* Aim
Go through the listing below and gather every line with the word "Hvis".

---------- Items

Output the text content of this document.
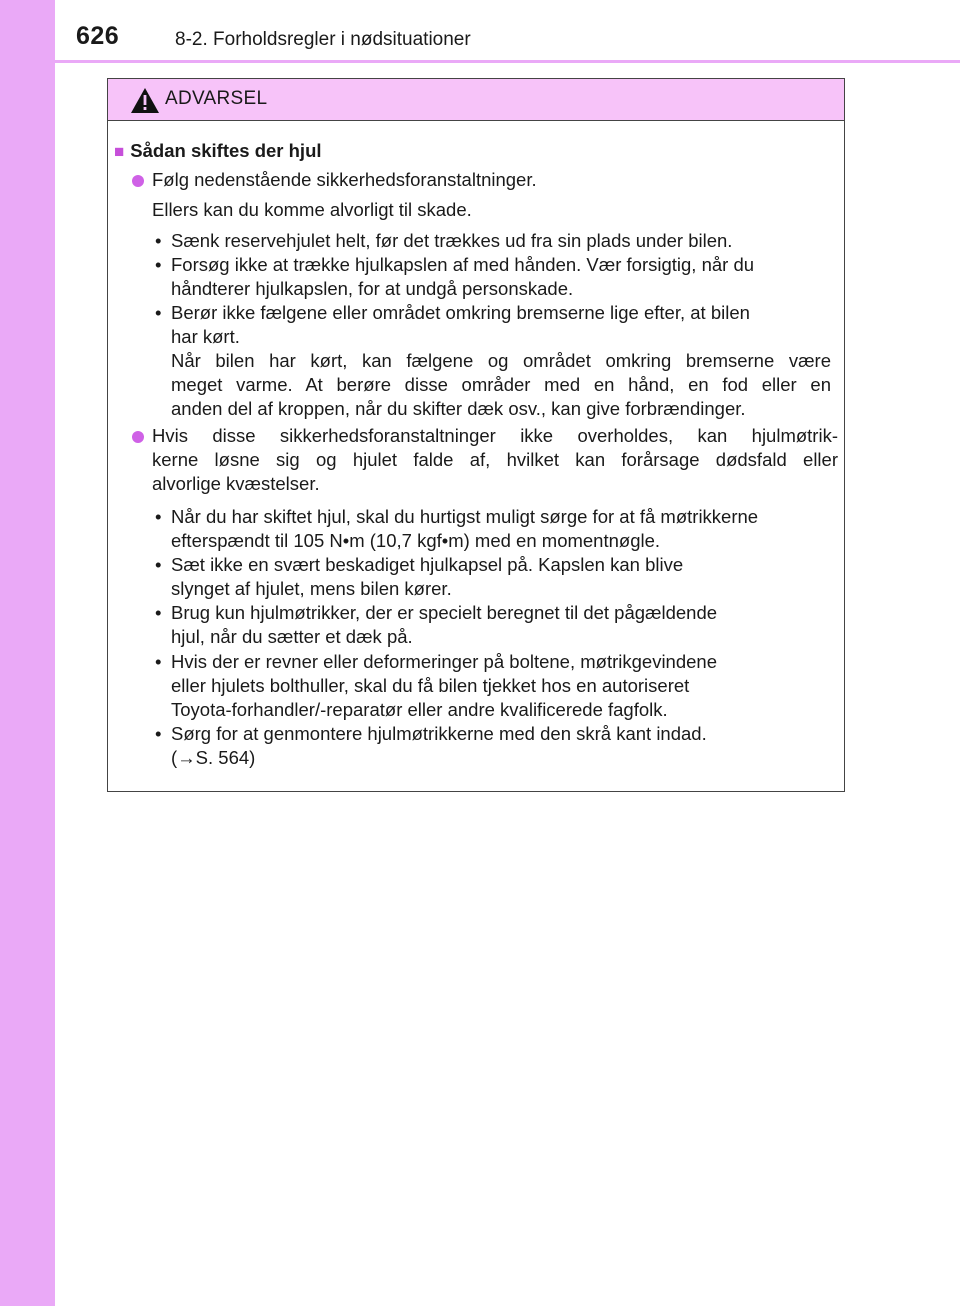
626	8-2. Forholdsregler i nødsituationer
ADVARSEL
■ Sådan skiftes der hjul
Følg nedenstående sikkerhedsforanstaltninger.
Ellers kan du komme alvorligt til skade.
• Sænk reservehjulet helt, før det trækkes ud fra sin plads under bilen.
• Forsøg ikke at trække hjulkapslen af med hånden. Vær forsigtig, når du
håndterer hjulkapslen, for at undgå personskade.
• Berør ikke fælgene eller området omkring bremserne lige efter, at bilen
har kørt.
Når bilen har kørt, kan fælgene og området omkring bremserne være
meget varme. At berøre disse områder med en hånd, en fod eller en
anden del af kroppen, når du skifter dæk osv., kan give forbrændinger.
Hvis disse sikkerhedsforanstaltninger ikke overholdes, kan hjulmøtrik-
kerne løsne sig og hjulet falde af, hvilket kan forårsage dødsfald eller
alvorlige kvæstelser.
• Når du har skiftet hjul, skal du hurtigst muligt sørge for at få møtrikkerne
efterspændt til 105 N•m (10,7 kgf•m) med en momentnøgle.
• Sæt ikke en svært beskadiget hjulkapsel på. Kapslen kan blive
slynget af hjulet, mens bilen kører.
• Brug kun hjulmøtrikker, der er specielt beregnet til det pågældende
hjul, når du sætter et dæk på.
• Hvis der er revner eller deformeringer på boltene, møtrikgevindene
eller hjulets bolthuller, skal du få bilen tjekket hos en autoriseret
Toyota-forhandler/-reparatør eller andre kvalificerede fagfolk.
• Sørg for at genmontere hjulmøtrikkerne med den skrå kant indad.
(→S. 564)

--------------------

* Worked answer
Hvis disse sikkerhedsforanstaltninger ikke overholdes, kan hjulmøtrik-
• Hvis der er revner eller deformeringer på boltene, møtrikgevindene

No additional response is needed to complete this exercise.